(Requirements)
Render as a numbered list the lines from the line with "1445 1427 1493</box>" to the line with "1548 1427 1596</box>", both included, leaving out any blank lines.

(begin)

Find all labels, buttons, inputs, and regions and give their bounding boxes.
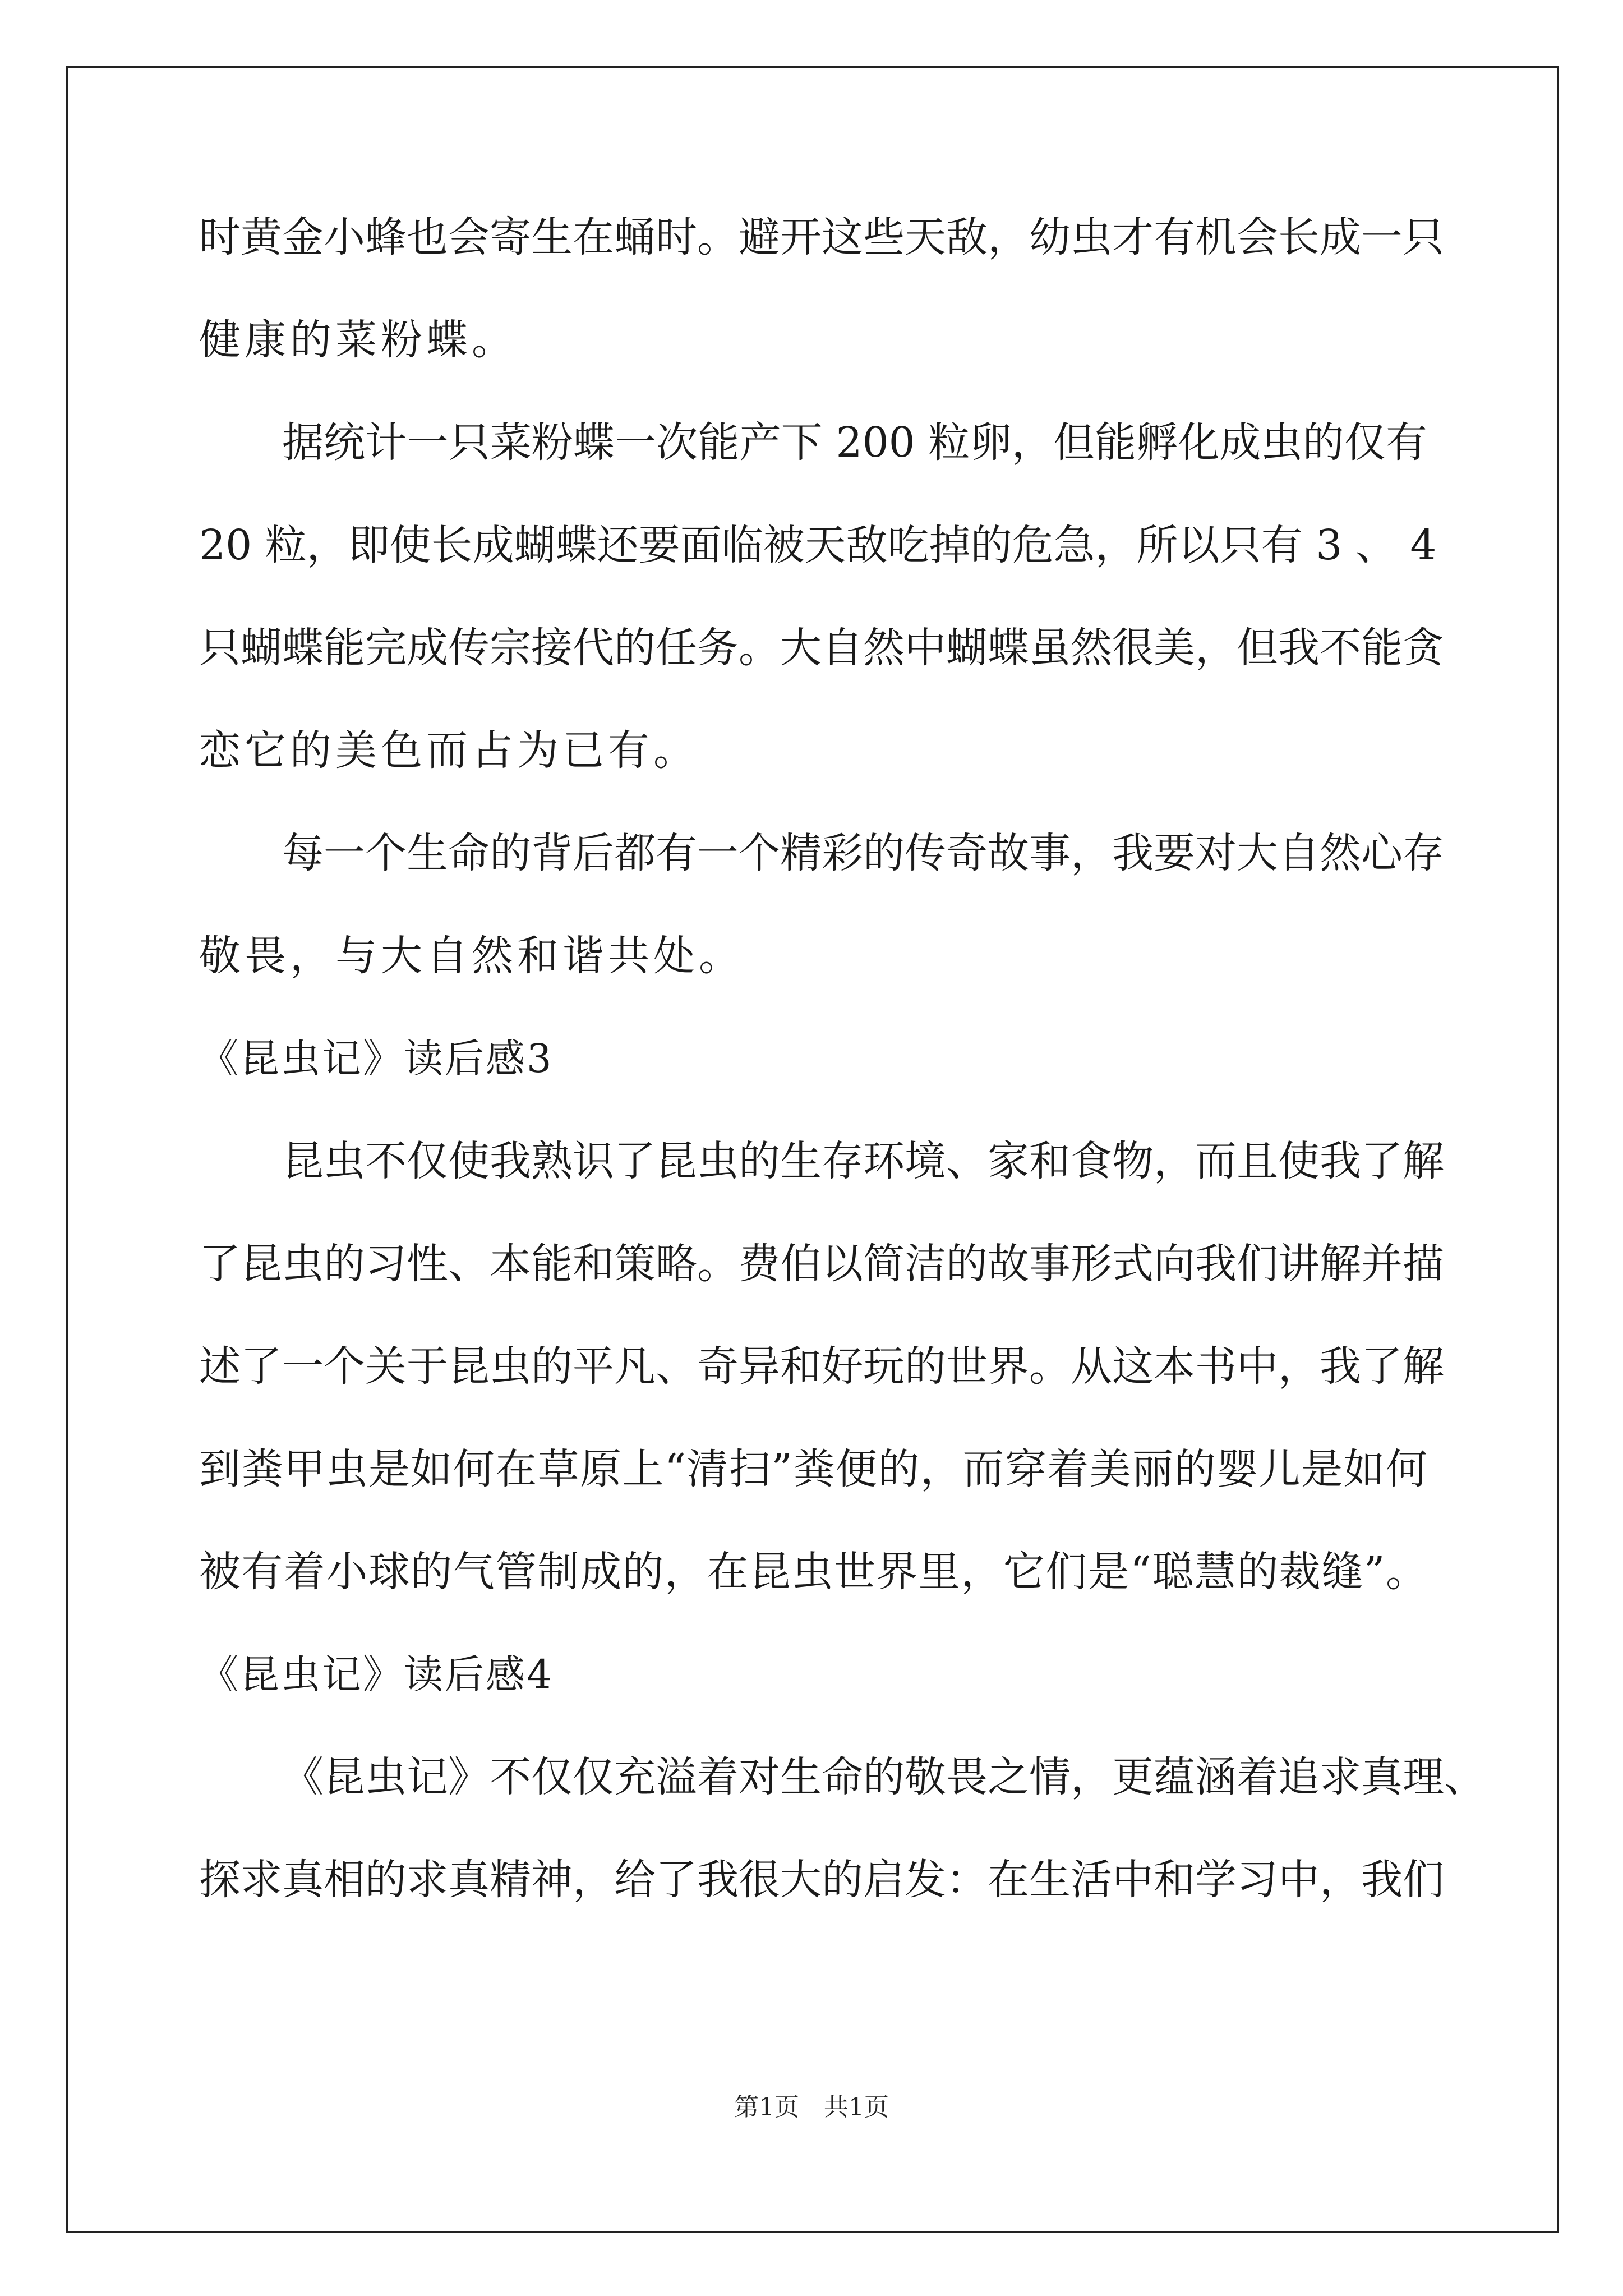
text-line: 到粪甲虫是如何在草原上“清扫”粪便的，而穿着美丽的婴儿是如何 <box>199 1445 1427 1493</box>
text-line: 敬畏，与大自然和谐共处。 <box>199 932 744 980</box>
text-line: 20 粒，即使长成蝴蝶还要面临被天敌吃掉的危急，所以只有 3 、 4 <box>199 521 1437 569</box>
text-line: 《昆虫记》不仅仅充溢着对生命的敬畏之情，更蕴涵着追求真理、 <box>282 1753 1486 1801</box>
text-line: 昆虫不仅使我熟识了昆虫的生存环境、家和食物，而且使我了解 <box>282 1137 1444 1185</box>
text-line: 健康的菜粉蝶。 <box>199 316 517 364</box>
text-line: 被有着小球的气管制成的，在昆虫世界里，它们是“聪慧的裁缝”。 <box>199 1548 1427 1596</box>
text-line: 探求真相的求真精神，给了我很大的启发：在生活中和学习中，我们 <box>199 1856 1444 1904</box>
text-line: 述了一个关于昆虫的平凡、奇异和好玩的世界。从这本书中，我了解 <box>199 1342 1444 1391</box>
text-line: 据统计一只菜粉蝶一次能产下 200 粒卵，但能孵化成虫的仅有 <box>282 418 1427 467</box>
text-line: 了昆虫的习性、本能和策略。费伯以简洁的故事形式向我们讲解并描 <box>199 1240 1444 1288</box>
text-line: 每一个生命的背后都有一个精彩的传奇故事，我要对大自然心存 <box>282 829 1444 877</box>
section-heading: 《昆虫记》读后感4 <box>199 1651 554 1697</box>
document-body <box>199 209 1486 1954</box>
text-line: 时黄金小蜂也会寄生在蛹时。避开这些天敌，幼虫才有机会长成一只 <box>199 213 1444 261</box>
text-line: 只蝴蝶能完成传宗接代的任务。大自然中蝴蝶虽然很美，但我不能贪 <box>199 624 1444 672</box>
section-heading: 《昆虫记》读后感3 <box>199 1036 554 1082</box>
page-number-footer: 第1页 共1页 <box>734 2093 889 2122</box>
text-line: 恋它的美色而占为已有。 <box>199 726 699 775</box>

(end)

(Finished exercise)
1. text-line: 到粪甲虫是如何在草原上“清扫”粪便的，而穿着美丽的婴儿是如何 <box>199 1445 1427 1493</box>
2. text-line: 敬畏，与大自然和谐共处。 <box>199 932 744 980</box>
3. text-line: 20 粒，即使长成蝴蝶还要面临被天敌吃掉的危急，所以只有 3 、 4 <box>199 521 1437 569</box>
4. text-line: 《昆虫记》不仅仅充溢着对生命的敬畏之情，更蕴涵着追求真理、 <box>282 1753 1486 1801</box>
5. text-line: 昆虫不仅使我熟识了昆虫的生存环境、家和食物，而且使我了解 <box>282 1137 1444 1185</box>
6. text-line: 健康的菜粉蝶。 <box>199 316 517 364</box>
7. text-line: 被有着小球的气管制成的，在昆虫世界里，它们是“聪慧的裁缝”。 <box>199 1548 1427 1596</box>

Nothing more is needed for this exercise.